Requirement | Scan the data below for the string "言之成理可以酌情给分". Show every line where it turns up.

Extracted data |
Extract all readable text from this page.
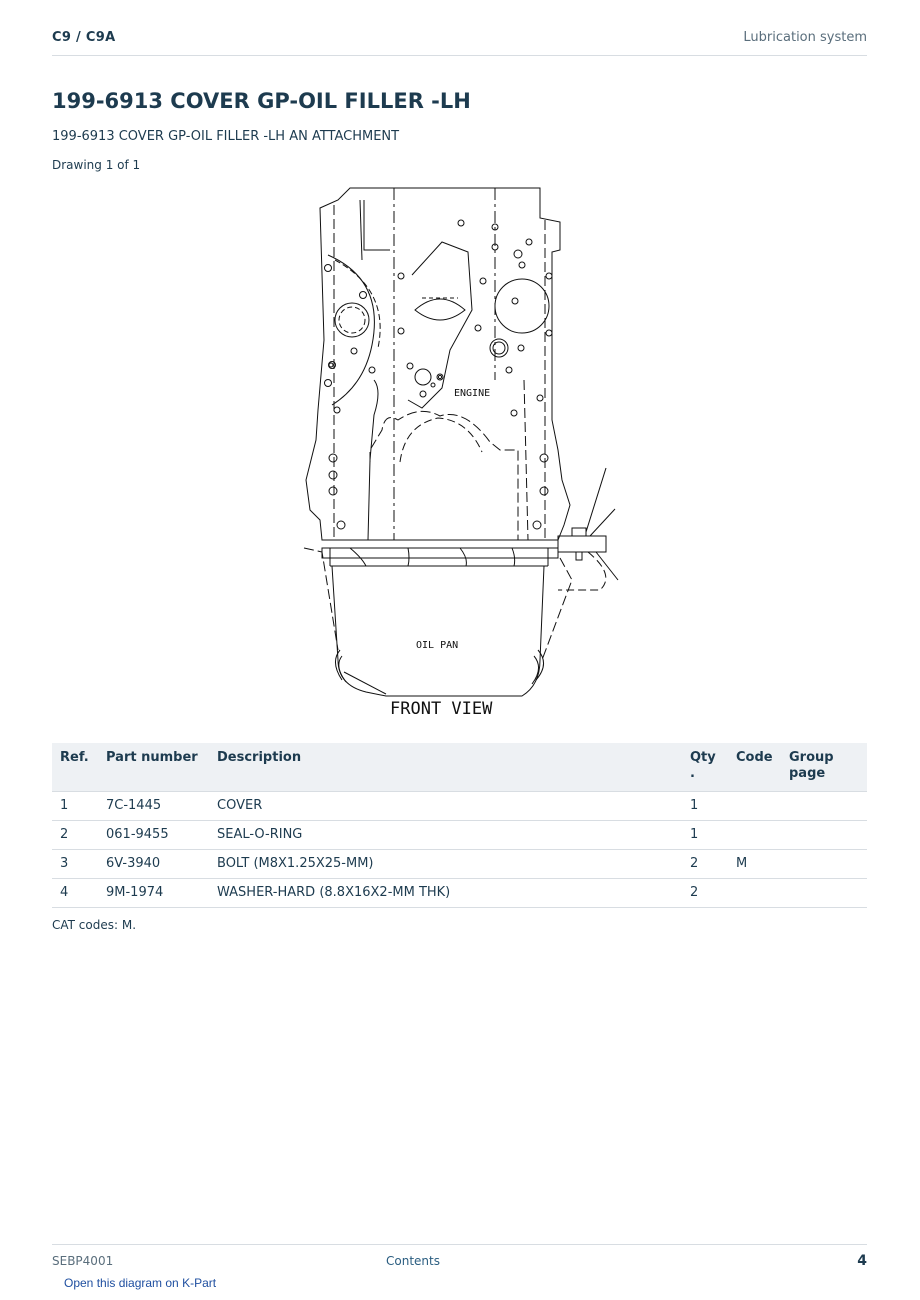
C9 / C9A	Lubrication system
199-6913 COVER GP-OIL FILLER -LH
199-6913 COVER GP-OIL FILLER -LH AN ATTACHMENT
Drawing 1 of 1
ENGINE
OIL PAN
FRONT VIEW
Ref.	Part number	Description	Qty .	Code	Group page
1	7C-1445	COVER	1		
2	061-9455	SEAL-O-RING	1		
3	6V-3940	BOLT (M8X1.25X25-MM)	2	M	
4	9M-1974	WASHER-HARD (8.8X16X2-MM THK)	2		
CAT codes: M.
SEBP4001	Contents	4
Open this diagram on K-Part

==

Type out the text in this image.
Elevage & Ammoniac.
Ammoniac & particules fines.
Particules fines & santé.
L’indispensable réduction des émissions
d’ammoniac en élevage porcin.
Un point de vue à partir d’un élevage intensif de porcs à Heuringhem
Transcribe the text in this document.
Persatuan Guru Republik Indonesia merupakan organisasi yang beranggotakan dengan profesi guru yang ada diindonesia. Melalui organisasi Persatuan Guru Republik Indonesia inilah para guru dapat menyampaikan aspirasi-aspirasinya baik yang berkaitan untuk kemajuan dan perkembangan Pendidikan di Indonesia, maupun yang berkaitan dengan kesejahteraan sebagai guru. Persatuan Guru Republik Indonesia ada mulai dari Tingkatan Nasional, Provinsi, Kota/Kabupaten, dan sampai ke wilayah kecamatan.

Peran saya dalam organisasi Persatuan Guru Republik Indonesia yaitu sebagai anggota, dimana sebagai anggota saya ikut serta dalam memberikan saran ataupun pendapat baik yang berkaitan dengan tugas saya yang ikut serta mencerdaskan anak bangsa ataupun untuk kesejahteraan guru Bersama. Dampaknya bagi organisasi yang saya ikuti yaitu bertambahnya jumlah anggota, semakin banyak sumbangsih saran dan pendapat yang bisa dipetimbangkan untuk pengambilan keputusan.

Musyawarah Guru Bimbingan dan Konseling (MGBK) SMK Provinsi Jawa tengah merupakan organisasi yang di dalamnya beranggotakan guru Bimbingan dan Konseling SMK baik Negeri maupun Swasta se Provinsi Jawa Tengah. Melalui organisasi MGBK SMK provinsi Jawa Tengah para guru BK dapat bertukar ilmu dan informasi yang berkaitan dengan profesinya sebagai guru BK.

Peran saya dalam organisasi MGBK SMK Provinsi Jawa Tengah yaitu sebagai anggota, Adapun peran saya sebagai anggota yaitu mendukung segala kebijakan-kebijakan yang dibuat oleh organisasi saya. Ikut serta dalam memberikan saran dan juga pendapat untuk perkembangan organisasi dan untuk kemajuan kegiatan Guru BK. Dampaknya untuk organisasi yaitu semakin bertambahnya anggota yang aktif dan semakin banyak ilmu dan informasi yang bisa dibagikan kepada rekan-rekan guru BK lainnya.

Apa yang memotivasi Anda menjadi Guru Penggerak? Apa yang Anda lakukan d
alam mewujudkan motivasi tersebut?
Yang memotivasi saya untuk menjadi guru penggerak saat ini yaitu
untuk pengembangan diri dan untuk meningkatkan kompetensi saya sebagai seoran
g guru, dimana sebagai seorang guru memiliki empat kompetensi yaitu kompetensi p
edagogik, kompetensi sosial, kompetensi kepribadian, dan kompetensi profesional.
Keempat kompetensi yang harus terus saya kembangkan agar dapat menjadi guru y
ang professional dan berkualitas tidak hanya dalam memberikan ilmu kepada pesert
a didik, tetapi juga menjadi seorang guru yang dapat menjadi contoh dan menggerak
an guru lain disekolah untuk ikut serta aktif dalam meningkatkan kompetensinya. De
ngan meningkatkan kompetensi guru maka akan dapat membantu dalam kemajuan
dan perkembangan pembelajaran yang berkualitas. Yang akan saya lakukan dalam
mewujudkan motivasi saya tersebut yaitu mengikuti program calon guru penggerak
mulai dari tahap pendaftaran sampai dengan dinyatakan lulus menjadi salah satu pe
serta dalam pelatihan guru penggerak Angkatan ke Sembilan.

* * *

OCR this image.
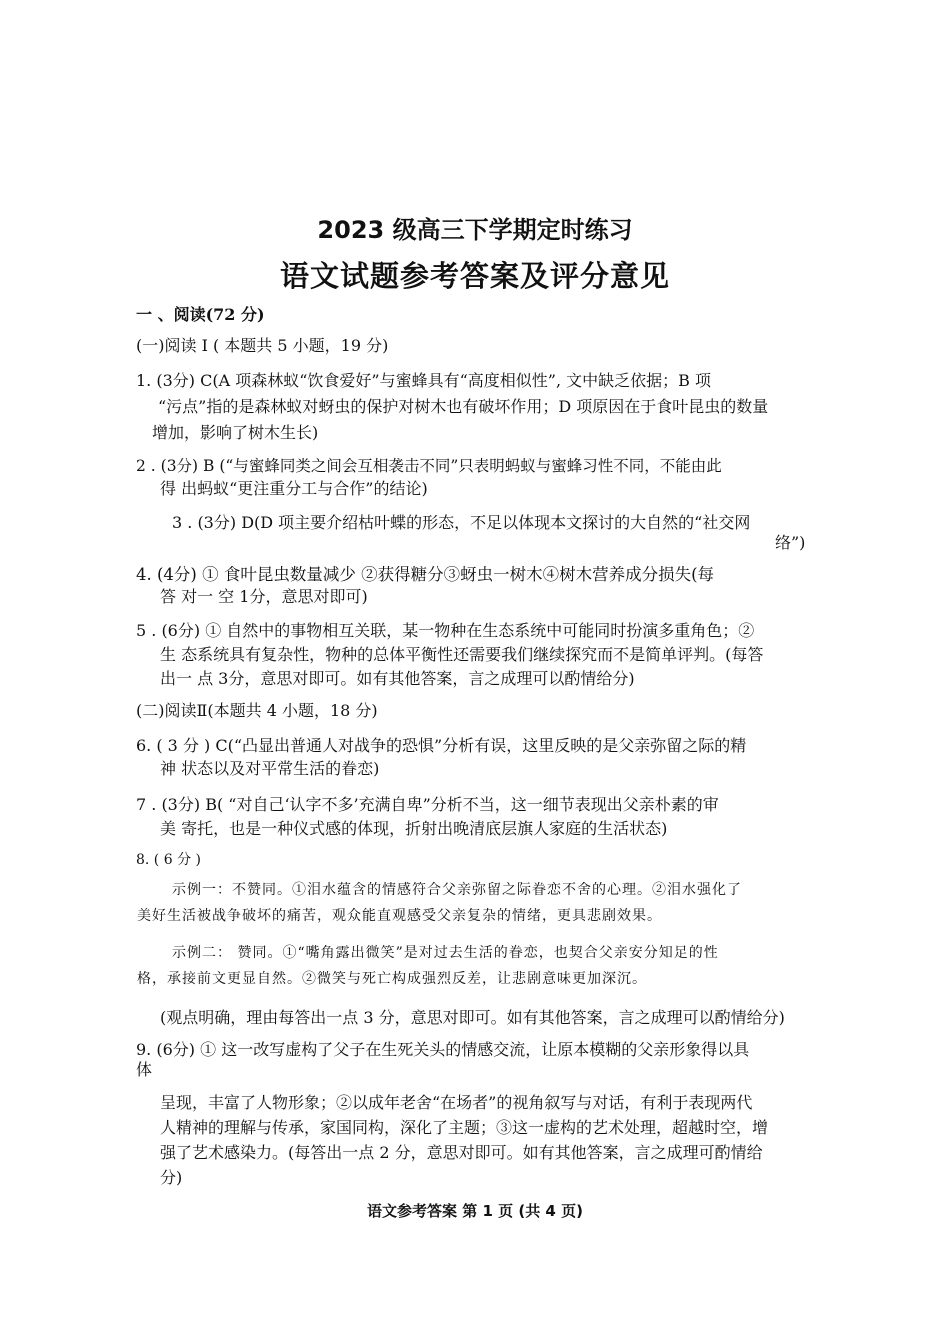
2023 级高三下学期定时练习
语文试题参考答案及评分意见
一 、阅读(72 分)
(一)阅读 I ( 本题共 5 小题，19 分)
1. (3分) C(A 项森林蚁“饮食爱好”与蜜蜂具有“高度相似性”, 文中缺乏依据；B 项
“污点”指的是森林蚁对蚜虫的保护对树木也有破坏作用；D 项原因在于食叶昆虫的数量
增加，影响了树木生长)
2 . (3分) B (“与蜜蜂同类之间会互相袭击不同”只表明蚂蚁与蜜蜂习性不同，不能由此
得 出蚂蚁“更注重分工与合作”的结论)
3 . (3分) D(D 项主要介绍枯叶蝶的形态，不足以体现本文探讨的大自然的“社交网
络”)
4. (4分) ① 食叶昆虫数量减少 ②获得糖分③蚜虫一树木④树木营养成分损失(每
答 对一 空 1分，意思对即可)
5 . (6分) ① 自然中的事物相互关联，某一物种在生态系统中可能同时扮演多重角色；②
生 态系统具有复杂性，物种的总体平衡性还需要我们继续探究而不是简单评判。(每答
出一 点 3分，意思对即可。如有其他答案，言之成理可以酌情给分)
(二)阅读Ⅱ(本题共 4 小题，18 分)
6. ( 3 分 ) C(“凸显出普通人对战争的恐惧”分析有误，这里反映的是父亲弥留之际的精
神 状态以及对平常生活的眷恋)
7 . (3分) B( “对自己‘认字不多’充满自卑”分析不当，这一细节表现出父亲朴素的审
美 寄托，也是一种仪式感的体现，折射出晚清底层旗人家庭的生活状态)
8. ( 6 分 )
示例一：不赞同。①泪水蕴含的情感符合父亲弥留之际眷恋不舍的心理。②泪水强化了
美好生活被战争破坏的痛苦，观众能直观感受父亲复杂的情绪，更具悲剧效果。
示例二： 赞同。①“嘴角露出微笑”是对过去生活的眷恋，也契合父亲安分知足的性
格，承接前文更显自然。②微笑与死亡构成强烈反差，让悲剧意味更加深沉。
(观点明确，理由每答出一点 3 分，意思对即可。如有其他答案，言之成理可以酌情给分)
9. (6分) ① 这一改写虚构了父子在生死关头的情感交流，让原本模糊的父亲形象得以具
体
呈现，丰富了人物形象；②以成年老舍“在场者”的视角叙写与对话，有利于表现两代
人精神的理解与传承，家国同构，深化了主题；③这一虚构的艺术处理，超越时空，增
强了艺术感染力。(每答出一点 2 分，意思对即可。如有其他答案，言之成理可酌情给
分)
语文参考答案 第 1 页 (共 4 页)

Output below |
出一 点 3分，意思对即可。如有其他答案，言之成理可以酌情给分)
(观点明确，理由每答出一点 3 分，意思对即可。如有其他答案，言之成理可以酌情给分)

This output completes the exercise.